(Short problem):
For the data below, work out how many lines include the string "Volume" and report only the number.

(Collected data entries)
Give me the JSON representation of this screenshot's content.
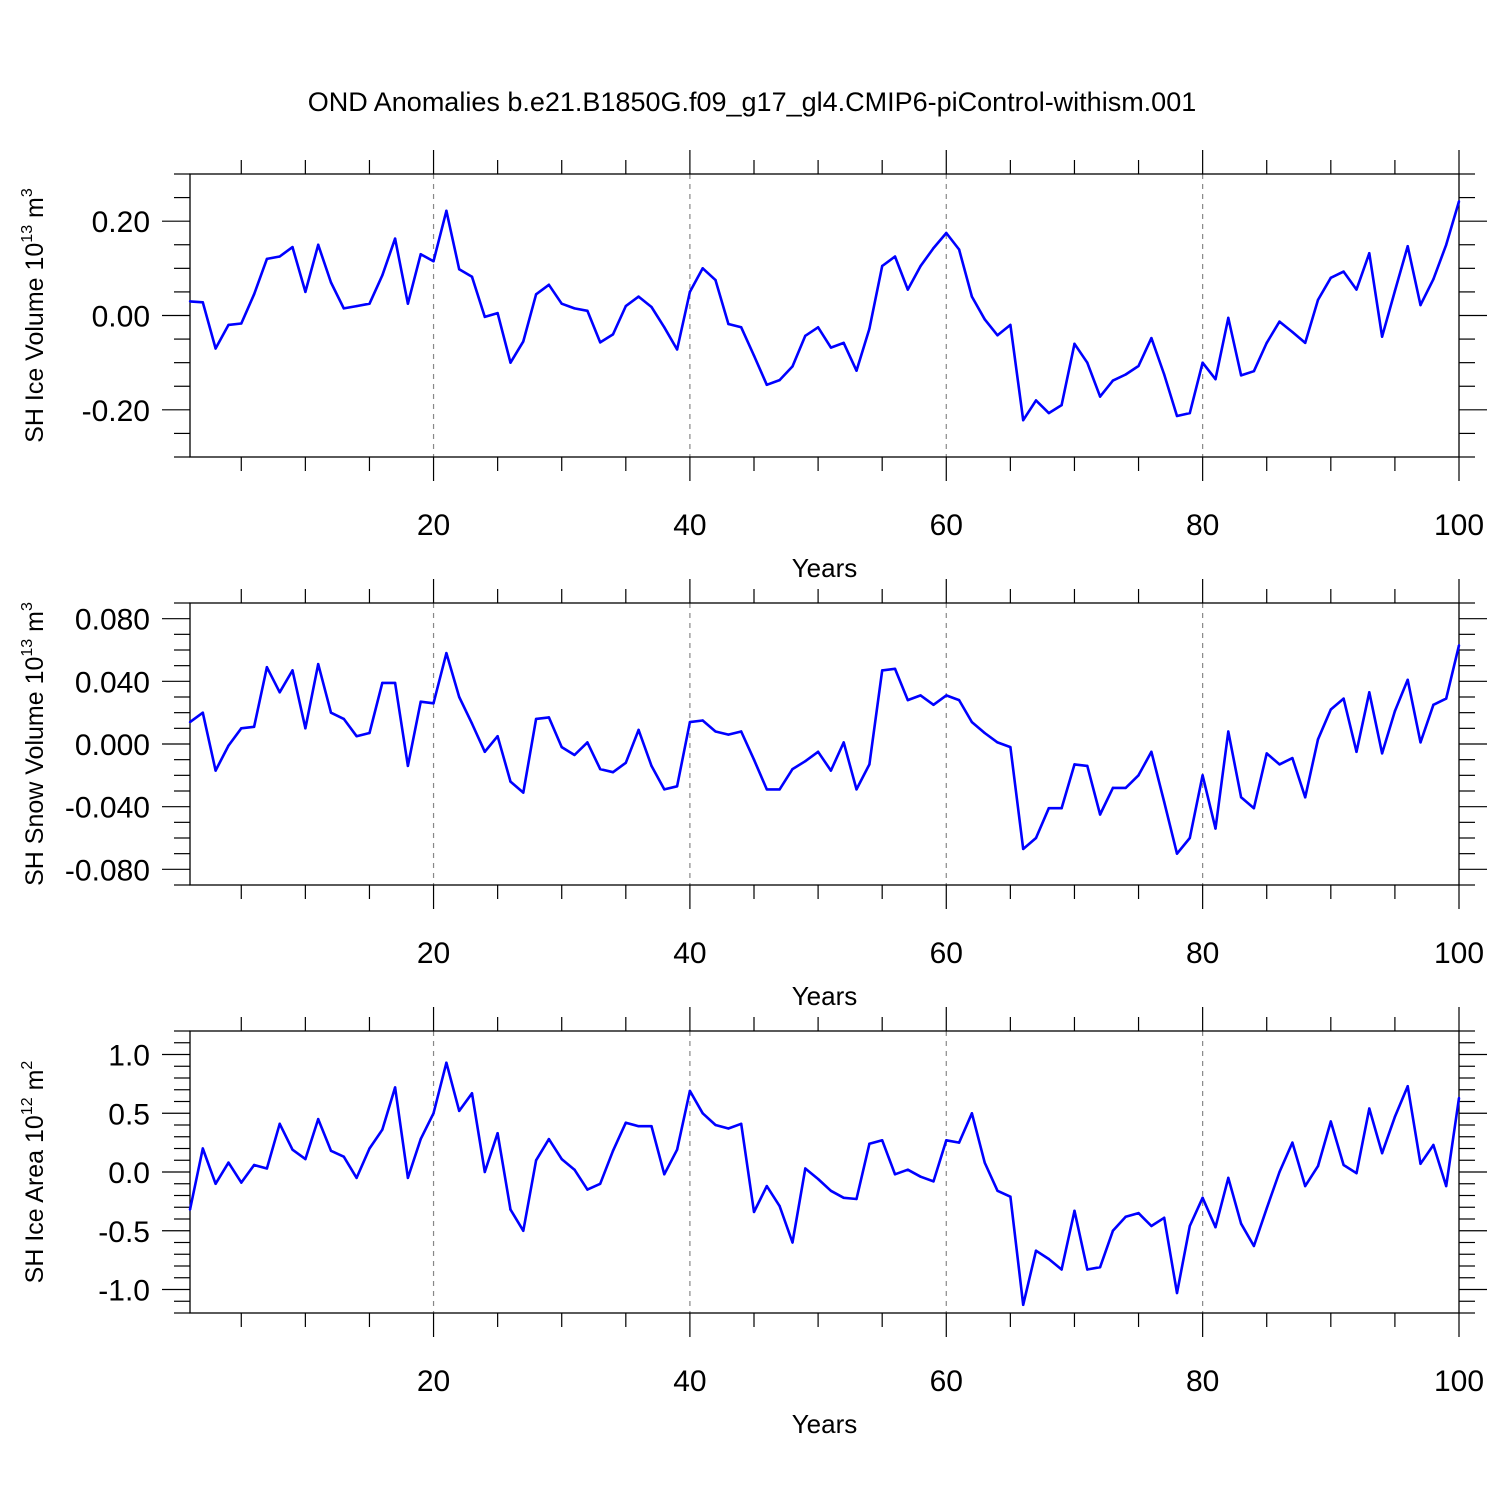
{
  "figure": {
    "title": "OND Anomalies b.e21.B1850G.f09_g17_gl4.CMIP6-piControl-withism.001",
    "line_color": "#0000ff"
  },
  "chart_data": [
    {
      "type": "line",
      "xlabel": "Years",
      "ylabel": {
        "text": "SH Ice Volume 10",
        "exponent": "13",
        "unit": " m",
        "unit_exponent": "3"
      },
      "xlim": [
        1,
        100
      ],
      "ylim": [
        -0.3,
        0.3
      ],
      "x_ticks": [
        20,
        40,
        60,
        80,
        100
      ],
      "x_tick_labels": [
        "20",
        "40",
        "60",
        "80",
        "100"
      ],
      "y_ticks": [
        -0.2,
        0.0,
        0.2
      ],
      "y_tick_labels": [
        "-0.20",
        "0.00",
        "0.20"
      ],
      "y_minor_step": 0.05,
      "grid": "vertical dashed at major x ticks",
      "x": [
        1,
        2,
        3,
        4,
        5,
        6,
        7,
        8,
        9,
        10,
        11,
        12,
        13,
        14,
        15,
        16,
        17,
        18,
        19,
        20,
        21,
        22,
        23,
        24,
        25,
        26,
        27,
        28,
        29,
        30,
        31,
        32,
        33,
        34,
        35,
        36,
        37,
        38,
        39,
        40,
        41,
        42,
        43,
        44,
        45,
        46,
        47,
        48,
        49,
        50,
        51,
        52,
        53,
        54,
        55,
        56,
        57,
        58,
        59,
        60,
        61,
        62,
        63,
        64,
        65,
        66,
        67,
        68,
        69,
        70,
        71,
        72,
        73,
        74,
        75,
        76,
        77,
        78,
        79,
        80,
        81,
        82,
        83,
        84,
        85,
        86,
        87,
        88,
        89,
        90,
        91,
        92,
        93,
        94,
        95,
        96,
        97,
        98,
        99,
        100
      ],
      "series": [
        {
          "values": [
            0.03,
            0.028,
            -0.07,
            -0.02,
            -0.017,
            0.045,
            0.12,
            0.125,
            0.145,
            0.05,
            0.15,
            0.07,
            0.015,
            0.02,
            0.025,
            0.085,
            0.163,
            0.025,
            0.13,
            0.115,
            0.222,
            0.098,
            0.082,
            -0.003,
            0.005,
            -0.1,
            -0.055,
            0.045,
            0.065,
            0.025,
            0.015,
            0.01,
            -0.057,
            -0.04,
            0.02,
            0.04,
            0.018,
            -0.025,
            -0.072,
            0.05,
            0.1,
            0.075,
            -0.018,
            -0.025,
            -0.085,
            -0.147,
            -0.137,
            -0.108,
            -0.043,
            -0.025,
            -0.068,
            -0.058,
            -0.117,
            -0.028,
            0.105,
            0.125,
            0.055,
            0.105,
            0.143,
            0.175,
            0.14,
            0.04,
            -0.008,
            -0.042,
            -0.02,
            -0.222,
            -0.18,
            -0.207,
            -0.19,
            -0.06,
            -0.1,
            -0.172,
            -0.138,
            -0.125,
            -0.107,
            -0.048,
            -0.125,
            -0.213,
            -0.207,
            -0.1,
            -0.135,
            -0.005,
            -0.127,
            -0.118,
            -0.058,
            -0.013,
            -0.035,
            -0.058,
            0.033,
            0.08,
            0.093,
            0.055,
            0.132,
            -0.045,
            0.052,
            0.147,
            0.022,
            0.077,
            0.15,
            0.242
          ]
        }
      ]
    },
    {
      "type": "line",
      "xlabel": "Years",
      "ylabel": {
        "text": "SH Snow Volume 10",
        "exponent": "13",
        "unit": " m",
        "unit_exponent": "3"
      },
      "xlim": [
        1,
        100
      ],
      "ylim": [
        -0.09,
        0.09
      ],
      "x_ticks": [
        20,
        40,
        60,
        80,
        100
      ],
      "x_tick_labels": [
        "20",
        "40",
        "60",
        "80",
        "100"
      ],
      "y_ticks": [
        -0.08,
        -0.04,
        0.0,
        0.04,
        0.08
      ],
      "y_tick_labels": [
        "-0.080",
        "-0.040",
        "0.000",
        "0.040",
        "0.080"
      ],
      "y_minor_step": 0.01,
      "grid": "vertical dashed at major x ticks",
      "x": [
        1,
        2,
        3,
        4,
        5,
        6,
        7,
        8,
        9,
        10,
        11,
        12,
        13,
        14,
        15,
        16,
        17,
        18,
        19,
        20,
        21,
        22,
        23,
        24,
        25,
        26,
        27,
        28,
        29,
        30,
        31,
        32,
        33,
        34,
        35,
        36,
        37,
        38,
        39,
        40,
        41,
        42,
        43,
        44,
        45,
        46,
        47,
        48,
        49,
        50,
        51,
        52,
        53,
        54,
        55,
        56,
        57,
        58,
        59,
        60,
        61,
        62,
        63,
        64,
        65,
        66,
        67,
        68,
        69,
        70,
        71,
        72,
        73,
        74,
        75,
        76,
        77,
        78,
        79,
        80,
        81,
        82,
        83,
        84,
        85,
        86,
        87,
        88,
        89,
        90,
        91,
        92,
        93,
        94,
        95,
        96,
        97,
        98,
        99,
        100
      ],
      "series": [
        {
          "values": [
            0.014,
            0.02,
            -0.017,
            -0.001,
            0.01,
            0.011,
            0.049,
            0.033,
            0.047,
            0.01,
            0.051,
            0.02,
            0.016,
            0.005,
            0.007,
            0.039,
            0.039,
            -0.014,
            0.027,
            0.026,
            0.058,
            0.03,
            0.013,
            -0.005,
            0.005,
            -0.024,
            -0.031,
            0.016,
            0.017,
            -0.002,
            -0.007,
            0.001,
            -0.016,
            -0.018,
            -0.012,
            0.009,
            -0.014,
            -0.029,
            -0.027,
            0.014,
            0.015,
            0.008,
            0.006,
            0.008,
            -0.01,
            -0.029,
            -0.029,
            -0.016,
            -0.011,
            -0.005,
            -0.017,
            0.001,
            -0.029,
            -0.013,
            0.047,
            0.048,
            0.028,
            0.031,
            0.025,
            0.031,
            0.028,
            0.014,
            0.007,
            0.001,
            -0.002,
            -0.067,
            -0.06,
            -0.041,
            -0.041,
            -0.013,
            -0.014,
            -0.045,
            -0.028,
            -0.028,
            -0.02,
            -0.005,
            -0.037,
            -0.07,
            -0.06,
            -0.02,
            -0.054,
            0.008,
            -0.034,
            -0.041,
            -0.006,
            -0.013,
            -0.009,
            -0.034,
            0.003,
            0.022,
            0.029,
            -0.005,
            0.033,
            -0.006,
            0.021,
            0.041,
            0.001,
            0.025,
            0.029,
            0.063
          ]
        }
      ]
    },
    {
      "type": "line",
      "xlabel": "Years",
      "ylabel": {
        "text": "SH Ice Area 10",
        "exponent": "12",
        "unit": " m",
        "unit_exponent": "2"
      },
      "xlim": [
        1,
        100
      ],
      "ylim": [
        -1.2,
        1.2
      ],
      "x_ticks": [
        20,
        40,
        60,
        80,
        100
      ],
      "x_tick_labels": [
        "20",
        "40",
        "60",
        "80",
        "100"
      ],
      "y_ticks": [
        -1.0,
        -0.5,
        0.0,
        0.5,
        1.0
      ],
      "y_tick_labels": [
        "-1.0",
        "-0.5",
        "0.0",
        "0.5",
        "1.0"
      ],
      "y_minor_step": 0.1,
      "grid": "vertical dashed at major x ticks",
      "x": [
        1,
        2,
        3,
        4,
        5,
        6,
        7,
        8,
        9,
        10,
        11,
        12,
        13,
        14,
        15,
        16,
        17,
        18,
        19,
        20,
        21,
        22,
        23,
        24,
        25,
        26,
        27,
        28,
        29,
        30,
        31,
        32,
        33,
        34,
        35,
        36,
        37,
        38,
        39,
        40,
        41,
        42,
        43,
        44,
        45,
        46,
        47,
        48,
        49,
        50,
        51,
        52,
        53,
        54,
        55,
        56,
        57,
        58,
        59,
        60,
        61,
        62,
        63,
        64,
        65,
        66,
        67,
        68,
        69,
        70,
        71,
        72,
        73,
        74,
        75,
        76,
        77,
        78,
        79,
        80,
        81,
        82,
        83,
        84,
        85,
        86,
        87,
        88,
        89,
        90,
        91,
        92,
        93,
        94,
        95,
        96,
        97,
        98,
        99,
        100
      ],
      "series": [
        {
          "values": [
            -0.32,
            0.2,
            -0.1,
            0.08,
            -0.09,
            0.06,
            0.03,
            0.41,
            0.19,
            0.11,
            0.45,
            0.18,
            0.13,
            -0.05,
            0.2,
            0.36,
            0.72,
            -0.05,
            0.28,
            0.5,
            0.93,
            0.52,
            0.67,
            0.0,
            0.33,
            -0.32,
            -0.5,
            0.1,
            0.28,
            0.11,
            0.02,
            -0.15,
            -0.1,
            0.18,
            0.42,
            0.39,
            0.39,
            -0.02,
            0.19,
            0.69,
            0.5,
            0.4,
            0.37,
            0.41,
            -0.34,
            -0.12,
            -0.29,
            -0.6,
            0.03,
            -0.06,
            -0.16,
            -0.22,
            -0.23,
            0.24,
            0.27,
            -0.02,
            0.02,
            -0.04,
            -0.08,
            0.27,
            0.25,
            0.5,
            0.08,
            -0.16,
            -0.21,
            -1.13,
            -0.67,
            -0.74,
            -0.83,
            -0.33,
            -0.83,
            -0.81,
            -0.5,
            -0.38,
            -0.35,
            -0.46,
            -0.39,
            -1.03,
            -0.46,
            -0.22,
            -0.47,
            -0.05,
            -0.44,
            -0.63,
            -0.31,
            0.0,
            0.25,
            -0.12,
            0.05,
            0.43,
            0.06,
            -0.01,
            0.54,
            0.16,
            0.47,
            0.73,
            0.07,
            0.23,
            -0.12,
            0.63
          ]
        }
      ]
    }
  ]
}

(Answer for this exercise):
2